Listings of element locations
━━━━━━━━
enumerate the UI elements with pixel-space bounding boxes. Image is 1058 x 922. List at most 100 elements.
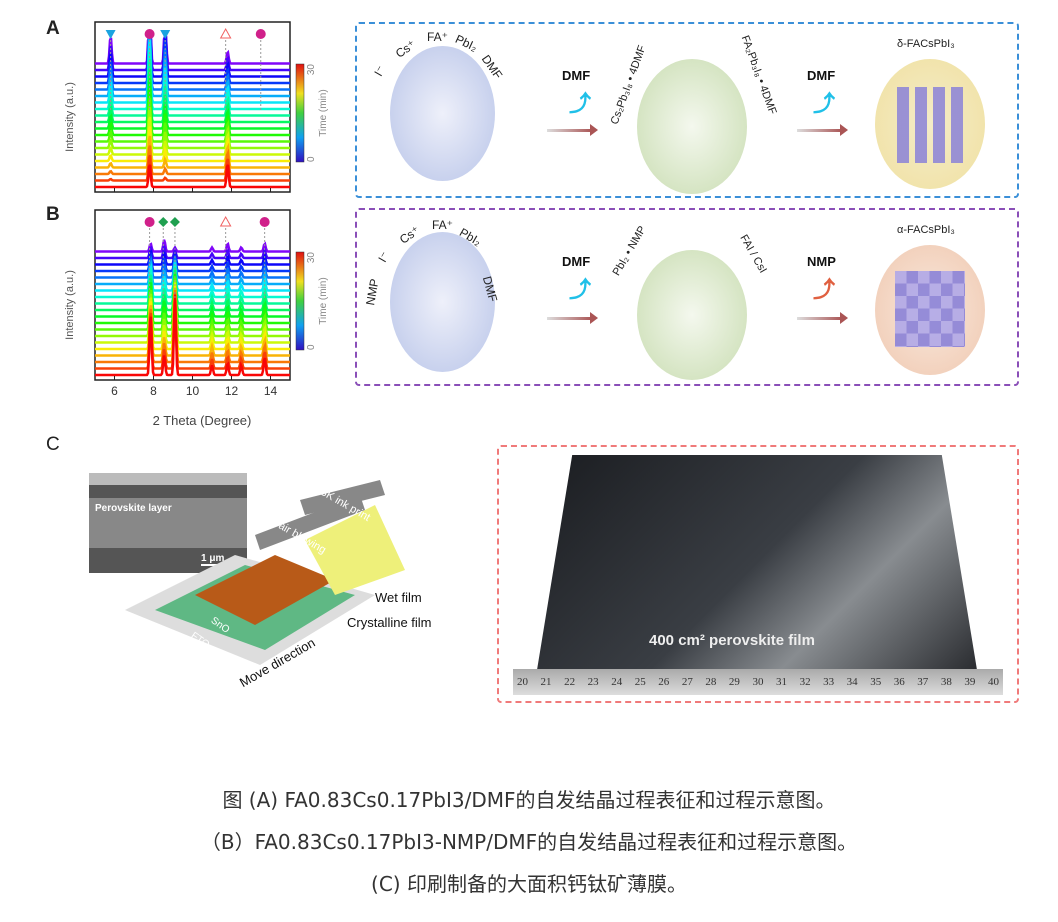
series-line [95,285,290,351]
ion-label: FA⁺ [432,218,454,232]
series-line [95,49,290,111]
panel-label-c: C [46,434,60,455]
series-line [95,145,290,176]
xrd-charts: Intensity (a.u.) 0 30 Time (min) 6 8 10 12 14 In… [64,21,329,428]
ruler-tick-label: 39 [964,676,976,688]
solvent-label: DMF [562,68,591,83]
ruler-tick-label: 22 [564,676,576,688]
series-line [95,239,290,253]
series-line [95,245,290,260]
intermediate-label: FA₂Pb₃I₈ • 4DMF [738,33,779,117]
ion-label: NMP [363,277,382,307]
solvent-label: DMF [562,254,591,269]
intermediate-label: PbI₂ • NMP [610,224,649,278]
series-line [95,262,290,292]
series-line [95,164,290,189]
panel-label-a: A [46,18,60,39]
photo-box: 400 cm² perovskite film 20 21 22 23 24 25 26 27… [497,445,1019,703]
precursor-solution-ball [390,232,495,372]
intermediate-label: FAI / CsI [737,232,769,276]
ruler-tick-label: 35 [870,676,882,688]
series-line [95,59,290,117]
x-tick-label: 8 [150,384,157,398]
series-line [95,78,290,130]
series-line [95,135,290,169]
series-line [95,35,290,65]
panel-label-b: B [46,204,60,225]
ruler: 20 21 22 23 24 25 26 27 28 29 30 31 32 33 34 35 36 37 38 39… [513,669,1003,695]
solvent-label: DMF [807,68,836,83]
ion-label: I⁻ [375,249,393,265]
series-line [95,35,290,78]
peak-marker-circle [255,29,266,39]
ion-label: I⁻ [371,63,389,79]
process-arrow-icon [547,124,598,136]
photo-label: 400 cm² perovskite film [649,632,815,649]
caption-line-c: (C) 印刷制备的大面积钙钛矿薄膜。 [371,872,687,896]
ruler-tick-label: 28 [705,676,717,688]
process-arrow-icon [797,312,848,324]
x-axis-label: 2 Theta (Degree) [153,413,252,428]
series-line [95,35,290,85]
ruler-tick-label: 30 [752,676,764,688]
ruler-tick-label: 40 [987,676,999,688]
series-line [95,35,290,91]
evaporation-arrow-icon: ⤴ [569,277,592,302]
series-line [95,116,290,156]
intermediate-ball [637,250,747,380]
product-ball [875,245,985,375]
colorbar-tick-label: 0 [306,344,317,350]
series-line [95,290,290,364]
series-line [95,126,290,163]
scale-bar: 1 μm [201,553,225,566]
wet-film-label: Wet film [375,590,422,605]
colorbar-tick-label: 30 [306,252,317,264]
peak-marker-diamond [158,217,169,227]
series-line [95,154,290,182]
series-line [95,256,290,279]
colorbar-label: Time (min) [318,89,329,136]
series-line [95,282,290,344]
series-line [95,287,290,357]
peak-marker-open-triangle [219,27,232,39]
peak-marker-diamond [169,217,180,227]
series-line [95,272,290,318]
chart-a: Intensity (a.u.) 0 30 Time (min) [64,21,329,193]
product-label: α-FACsPbI₃ [897,224,955,236]
series-line [95,87,290,137]
ruler-tick-label: 32 [799,676,811,688]
ruler-tick-label: 37 [917,676,929,688]
ruler-tick-label: 27 [681,676,693,688]
scheme-a-box: I⁻ Cs⁺ FA⁺ PbI₂ DMF DMF ⤴ Cs₂Pb₃I₈ • 4DM… [355,22,1019,198]
perovskite-film-photo [537,455,977,670]
crystalline-film-label: Crystalline film [347,615,432,630]
ruler-tick-label: 38 [940,676,952,688]
ruler-tick-label: 34 [846,676,858,688]
ruler-tick-label: 26 [658,676,670,688]
ruler-tick-label: 29 [728,676,740,688]
series-line [95,275,290,325]
series-line [95,264,290,299]
series-line [95,35,290,98]
process-arrow-icon [547,312,598,324]
chart-b: 6 8 10 12 14 Intensity (a.u.) 0 30 Time (min) [64,209,329,398]
colorbar [295,63,305,163]
y-axis-label: Intensity (a.u.) [64,270,76,340]
ion-label: FA⁺ [427,30,449,44]
series-line [95,280,290,338]
y-axis-label: Intensity (a.u.) [64,82,76,152]
colorbar-tick-label: 0 [306,156,317,162]
ruler-tick-label: 20 [517,676,528,688]
substrate-drawing [125,480,405,665]
x-tick-label: 12 [225,384,239,398]
evaporation-arrow-icon: ⤴ [569,91,592,116]
series-line [95,267,290,305]
series-line [95,107,290,150]
series-line [95,68,290,124]
x-tick-label: 14 [264,384,278,398]
peak-marker-circle [144,29,155,39]
colorbar-tick-label: 30 [306,64,317,76]
sem-label: Perovskite layer [95,503,172,514]
peak-marker-triangle [105,30,116,39]
precursor-solution-ball [390,46,495,181]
━━━━━━━━
• WHAT YOU WILL DO
Reproduce word for word the lines of the listing, beginning with the line that contains "series-line [95,285,290,351]" and continuing through the line that contains "series-line [95,245,290,260]".

• OUTPUT OF THE TASK
series-line [95,285,290,351]
ion-label: FA⁺ [432,218,454,232]
series-line [95,49,290,111]
panel-label-c: C [46,434,60,455]
series-line [95,145,290,176]
xrd-charts: Intensity (a.u.) 0 30 Time (min) 6 8 10 12 14 In… [64,21,329,428]
ruler-tick-label: 39 [964,676,976,688]
solvent-label: DMF [562,68,591,83]
ruler-tick-label: 22 [564,676,576,688]
series-line [95,239,290,253]
series-line [95,245,290,260]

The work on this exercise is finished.